◆ **WORK TO COMPLETE**: Each entry must appear again exactly as it does in the source.

Dataset rows:
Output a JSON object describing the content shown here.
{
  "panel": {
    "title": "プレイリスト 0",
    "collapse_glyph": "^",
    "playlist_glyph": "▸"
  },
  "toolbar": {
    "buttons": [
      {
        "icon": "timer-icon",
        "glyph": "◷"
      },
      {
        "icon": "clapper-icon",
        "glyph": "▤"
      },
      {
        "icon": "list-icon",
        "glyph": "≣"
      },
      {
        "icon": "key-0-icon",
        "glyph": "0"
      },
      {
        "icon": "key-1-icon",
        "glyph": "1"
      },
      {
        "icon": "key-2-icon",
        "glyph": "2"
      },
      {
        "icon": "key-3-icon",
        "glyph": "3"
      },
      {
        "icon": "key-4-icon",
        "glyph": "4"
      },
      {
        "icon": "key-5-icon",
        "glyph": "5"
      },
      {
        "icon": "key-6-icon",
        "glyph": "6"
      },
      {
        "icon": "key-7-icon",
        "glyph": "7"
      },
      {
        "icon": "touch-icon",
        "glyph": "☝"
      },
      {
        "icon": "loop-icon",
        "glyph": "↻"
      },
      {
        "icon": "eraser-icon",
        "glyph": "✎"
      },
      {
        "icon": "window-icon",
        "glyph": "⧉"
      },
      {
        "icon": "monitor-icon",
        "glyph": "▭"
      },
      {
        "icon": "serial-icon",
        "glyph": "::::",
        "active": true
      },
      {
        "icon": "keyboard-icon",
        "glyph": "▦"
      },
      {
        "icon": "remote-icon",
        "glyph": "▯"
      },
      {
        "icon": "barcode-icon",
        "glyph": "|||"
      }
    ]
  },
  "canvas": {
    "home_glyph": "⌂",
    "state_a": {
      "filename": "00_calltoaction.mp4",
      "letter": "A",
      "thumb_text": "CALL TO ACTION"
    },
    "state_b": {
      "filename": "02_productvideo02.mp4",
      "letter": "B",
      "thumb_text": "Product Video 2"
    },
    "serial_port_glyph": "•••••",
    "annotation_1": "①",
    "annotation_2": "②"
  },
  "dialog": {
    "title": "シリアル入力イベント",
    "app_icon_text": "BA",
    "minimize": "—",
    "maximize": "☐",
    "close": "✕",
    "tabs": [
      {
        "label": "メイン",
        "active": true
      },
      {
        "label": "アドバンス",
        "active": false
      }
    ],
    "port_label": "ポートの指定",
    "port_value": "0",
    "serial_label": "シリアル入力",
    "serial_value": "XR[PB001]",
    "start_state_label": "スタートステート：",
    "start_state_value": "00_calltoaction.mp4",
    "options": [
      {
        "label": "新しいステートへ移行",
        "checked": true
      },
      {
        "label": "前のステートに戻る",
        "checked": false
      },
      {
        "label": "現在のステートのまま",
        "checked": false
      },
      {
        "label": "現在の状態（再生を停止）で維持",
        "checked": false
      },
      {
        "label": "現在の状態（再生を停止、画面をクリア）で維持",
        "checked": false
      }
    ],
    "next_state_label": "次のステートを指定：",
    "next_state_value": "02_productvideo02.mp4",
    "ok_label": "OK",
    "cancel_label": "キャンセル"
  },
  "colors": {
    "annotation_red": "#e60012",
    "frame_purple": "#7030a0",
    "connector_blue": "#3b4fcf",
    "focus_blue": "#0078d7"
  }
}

◆ **FULL RESPONSE**:
Output a JSON object describing the content shown here.
{
  "panel": {
    "title": "プレイリスト 0",
    "collapse_glyph": "^",
    "playlist_glyph": "▸"
  },
  "toolbar": {
    "buttons": [
      {
        "icon": "timer-icon",
        "glyph": "◷"
      },
      {
        "icon": "clapper-icon",
        "glyph": "▤"
      },
      {
        "icon": "list-icon",
        "glyph": "≣"
      },
      {
        "icon": "key-0-icon",
        "glyph": "0"
      },
      {
        "icon": "key-1-icon",
        "glyph": "1"
      },
      {
        "icon": "key-2-icon",
        "glyph": "2"
      },
      {
        "icon": "key-3-icon",
        "glyph": "3"
      },
      {
        "icon": "key-4-icon",
        "glyph": "4"
      },
      {
        "icon": "key-5-icon",
        "glyph": "5"
      },
      {
        "icon": "key-6-icon",
        "glyph": "6"
      },
      {
        "icon": "key-7-icon",
        "glyph": "7"
      },
      {
        "icon": "touch-icon",
        "glyph": "☝"
      },
      {
        "icon": "loop-icon",
        "glyph": "↻"
      },
      {
        "icon": "eraser-icon",
        "glyph": "✎"
      },
      {
        "icon": "window-icon",
        "glyph": "⧉"
      },
      {
        "icon": "monitor-icon",
        "glyph": "▭"
      },
      {
        "icon": "serial-icon",
        "glyph": "::::",
        "active": true
      },
      {
        "icon": "keyboard-icon",
        "glyph": "▦"
      },
      {
        "icon": "remote-icon",
        "glyph": "▯"
      },
      {
        "icon": "barcode-icon",
        "glyph": "|||"
      }
    ]
  },
  "canvas": {
    "home_glyph": "⌂",
    "state_a": {
      "filename": "00_calltoaction.mp4",
      "letter": "A",
      "thumb_text": "CALL TO ACTION"
    },
    "state_b": {
      "filename": "02_productvideo02.mp4",
      "letter": "B",
      "thumb_text": "Product Video 2"
    },
    "serial_port_glyph": "•••••",
    "annotation_1": "①",
    "annotation_2": "②"
  },
  "dialog": {
    "title": "シリアル入力イベント",
    "app_icon_text": "BA",
    "minimize": "—",
    "maximize": "☐",
    "close": "✕",
    "tabs": [
      {
        "label": "メイン",
        "active": true
      },
      {
        "label": "アドバンス",
        "active": false
      }
    ],
    "port_label": "ポートの指定",
    "port_value": "0",
    "serial_label": "シリアル入力",
    "serial_value": "XR[PB001]",
    "start_state_label": "スタートステート：",
    "start_state_value": "00_calltoaction.mp4",
    "options": [
      {
        "label": "新しいステートへ移行",
        "checked": true
      },
      {
        "label": "前のステートに戻る",
        "checked": false
      },
      {
        "label": "現在のステートのまま",
        "checked": false
      },
      {
        "label": "現在の状態（再生を停止）で維持",
        "checked": false
      },
      {
        "label": "現在の状態（再生を停止、画面をクリア）で維持",
        "checked": false
      }
    ],
    "next_state_label": "次のステートを指定：",
    "next_state_value": "02_productvideo02.mp4",
    "ok_label": "OK",
    "cancel_label": "キャンセル"
  },
  "colors": {
    "annotation_red": "#e60012",
    "frame_purple": "#7030a0",
    "connector_blue": "#3b4fcf",
    "focus_blue": "#0078d7"
  }
}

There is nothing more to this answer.